* [Given problem]: Identify all lines below that hold "LWAL" and collect them.

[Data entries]
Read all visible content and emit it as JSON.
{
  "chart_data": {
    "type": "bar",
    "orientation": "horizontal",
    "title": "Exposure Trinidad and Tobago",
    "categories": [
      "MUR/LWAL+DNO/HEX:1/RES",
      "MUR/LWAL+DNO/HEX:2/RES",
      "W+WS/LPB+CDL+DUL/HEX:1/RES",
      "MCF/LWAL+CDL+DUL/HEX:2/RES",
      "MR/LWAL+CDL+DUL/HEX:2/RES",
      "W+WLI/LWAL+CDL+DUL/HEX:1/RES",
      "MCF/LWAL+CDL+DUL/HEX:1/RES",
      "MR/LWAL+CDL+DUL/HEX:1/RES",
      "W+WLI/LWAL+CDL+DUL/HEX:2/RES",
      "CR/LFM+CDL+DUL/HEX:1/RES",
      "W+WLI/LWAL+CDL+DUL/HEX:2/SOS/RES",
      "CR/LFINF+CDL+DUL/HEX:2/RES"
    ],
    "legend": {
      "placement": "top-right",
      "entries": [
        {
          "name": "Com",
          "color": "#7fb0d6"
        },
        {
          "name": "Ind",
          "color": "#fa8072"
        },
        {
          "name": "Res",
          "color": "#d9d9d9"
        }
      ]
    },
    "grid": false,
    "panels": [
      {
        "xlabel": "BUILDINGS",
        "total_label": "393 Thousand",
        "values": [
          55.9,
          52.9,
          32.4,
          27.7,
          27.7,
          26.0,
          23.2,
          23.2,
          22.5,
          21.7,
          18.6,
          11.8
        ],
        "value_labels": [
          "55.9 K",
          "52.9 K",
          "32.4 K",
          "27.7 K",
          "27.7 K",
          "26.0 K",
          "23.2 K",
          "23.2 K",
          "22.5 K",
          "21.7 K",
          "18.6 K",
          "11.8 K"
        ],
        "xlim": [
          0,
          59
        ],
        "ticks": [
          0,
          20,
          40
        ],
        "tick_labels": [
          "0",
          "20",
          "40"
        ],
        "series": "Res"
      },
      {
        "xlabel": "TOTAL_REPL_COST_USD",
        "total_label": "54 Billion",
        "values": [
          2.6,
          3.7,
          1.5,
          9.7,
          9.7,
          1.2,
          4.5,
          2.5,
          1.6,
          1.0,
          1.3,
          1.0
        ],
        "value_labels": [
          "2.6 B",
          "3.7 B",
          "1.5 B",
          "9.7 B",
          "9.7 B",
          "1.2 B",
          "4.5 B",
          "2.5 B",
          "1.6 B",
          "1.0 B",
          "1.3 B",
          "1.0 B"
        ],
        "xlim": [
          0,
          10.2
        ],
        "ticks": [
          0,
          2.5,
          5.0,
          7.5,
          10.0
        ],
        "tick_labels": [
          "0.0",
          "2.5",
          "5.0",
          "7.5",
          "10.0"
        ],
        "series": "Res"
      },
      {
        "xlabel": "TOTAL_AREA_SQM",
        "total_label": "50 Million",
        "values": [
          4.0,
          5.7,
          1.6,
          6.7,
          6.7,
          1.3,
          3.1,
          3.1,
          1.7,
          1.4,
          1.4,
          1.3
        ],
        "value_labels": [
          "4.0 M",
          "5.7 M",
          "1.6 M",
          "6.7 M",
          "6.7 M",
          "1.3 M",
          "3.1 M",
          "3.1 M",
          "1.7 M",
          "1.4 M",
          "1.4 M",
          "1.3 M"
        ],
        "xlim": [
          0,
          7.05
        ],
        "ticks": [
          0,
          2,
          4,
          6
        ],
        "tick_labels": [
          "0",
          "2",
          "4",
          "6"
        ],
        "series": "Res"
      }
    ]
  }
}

* [Task result]:
      "MUR/LWAL+DNO/HEX:1/RES",
      "MUR/LWAL+DNO/HEX:2/RES",
      "MCF/LWAL+CDL+DUL/HEX:2/RES",
      "MR/LWAL+CDL+DUL/HEX:2/RES",
      "W+WLI/LWAL+CDL+DUL/HEX:1/RES",
      "MCF/LWAL+CDL+DUL/HEX:1/RES",
      "MR/LWAL+CDL+DUL/HEX:1/RES",
      "W+WLI/LWAL+CDL+DUL/HEX:2/RES",
      "W+WLI/LWAL+CDL+DUL/HEX:2/SOS/RES",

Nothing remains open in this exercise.